TASK DIRECTIONS: Copy each line below in which the word "median" occurs.

THE DATA:

......

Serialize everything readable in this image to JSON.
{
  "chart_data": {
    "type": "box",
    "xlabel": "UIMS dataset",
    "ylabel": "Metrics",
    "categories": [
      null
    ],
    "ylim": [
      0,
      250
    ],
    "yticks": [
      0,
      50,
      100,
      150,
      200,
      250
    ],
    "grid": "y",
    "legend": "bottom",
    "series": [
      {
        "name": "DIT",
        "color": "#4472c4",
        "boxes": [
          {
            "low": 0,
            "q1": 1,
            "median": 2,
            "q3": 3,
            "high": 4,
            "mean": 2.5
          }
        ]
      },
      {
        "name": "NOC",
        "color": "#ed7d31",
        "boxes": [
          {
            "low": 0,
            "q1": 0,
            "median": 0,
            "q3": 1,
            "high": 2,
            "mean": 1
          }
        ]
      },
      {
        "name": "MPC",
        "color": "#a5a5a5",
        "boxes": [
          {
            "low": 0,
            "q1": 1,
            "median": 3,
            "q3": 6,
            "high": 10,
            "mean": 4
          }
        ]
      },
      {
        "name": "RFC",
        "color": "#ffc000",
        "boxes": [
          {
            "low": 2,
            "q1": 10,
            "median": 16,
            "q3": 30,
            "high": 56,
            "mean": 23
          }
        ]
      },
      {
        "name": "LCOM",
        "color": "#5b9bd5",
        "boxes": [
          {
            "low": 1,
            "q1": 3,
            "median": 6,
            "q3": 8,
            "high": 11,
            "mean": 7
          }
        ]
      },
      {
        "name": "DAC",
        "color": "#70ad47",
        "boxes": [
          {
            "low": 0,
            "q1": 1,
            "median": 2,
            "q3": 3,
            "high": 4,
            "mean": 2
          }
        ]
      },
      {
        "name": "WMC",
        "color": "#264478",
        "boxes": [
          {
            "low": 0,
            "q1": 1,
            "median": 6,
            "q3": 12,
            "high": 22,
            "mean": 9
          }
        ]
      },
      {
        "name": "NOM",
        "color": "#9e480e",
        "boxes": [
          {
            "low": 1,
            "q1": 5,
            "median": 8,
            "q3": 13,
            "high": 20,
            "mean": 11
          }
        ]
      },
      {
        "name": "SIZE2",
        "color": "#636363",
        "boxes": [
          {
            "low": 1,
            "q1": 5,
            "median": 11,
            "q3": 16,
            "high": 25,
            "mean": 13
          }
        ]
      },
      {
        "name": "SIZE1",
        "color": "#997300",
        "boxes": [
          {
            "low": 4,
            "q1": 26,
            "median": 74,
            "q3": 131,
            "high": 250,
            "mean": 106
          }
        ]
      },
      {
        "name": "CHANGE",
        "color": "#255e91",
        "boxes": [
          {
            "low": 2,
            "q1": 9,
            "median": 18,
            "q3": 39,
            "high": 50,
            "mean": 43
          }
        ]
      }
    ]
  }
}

......

THE COMPLETED TASK:
            "median": 2,
            "median": 0,
            "median": 3,
            "median": 16,
            "median": 6,
            "median": 2,
            "median": 6,
            "median": 8,
            "median": 11,
            "median": 74,
            "median": 18,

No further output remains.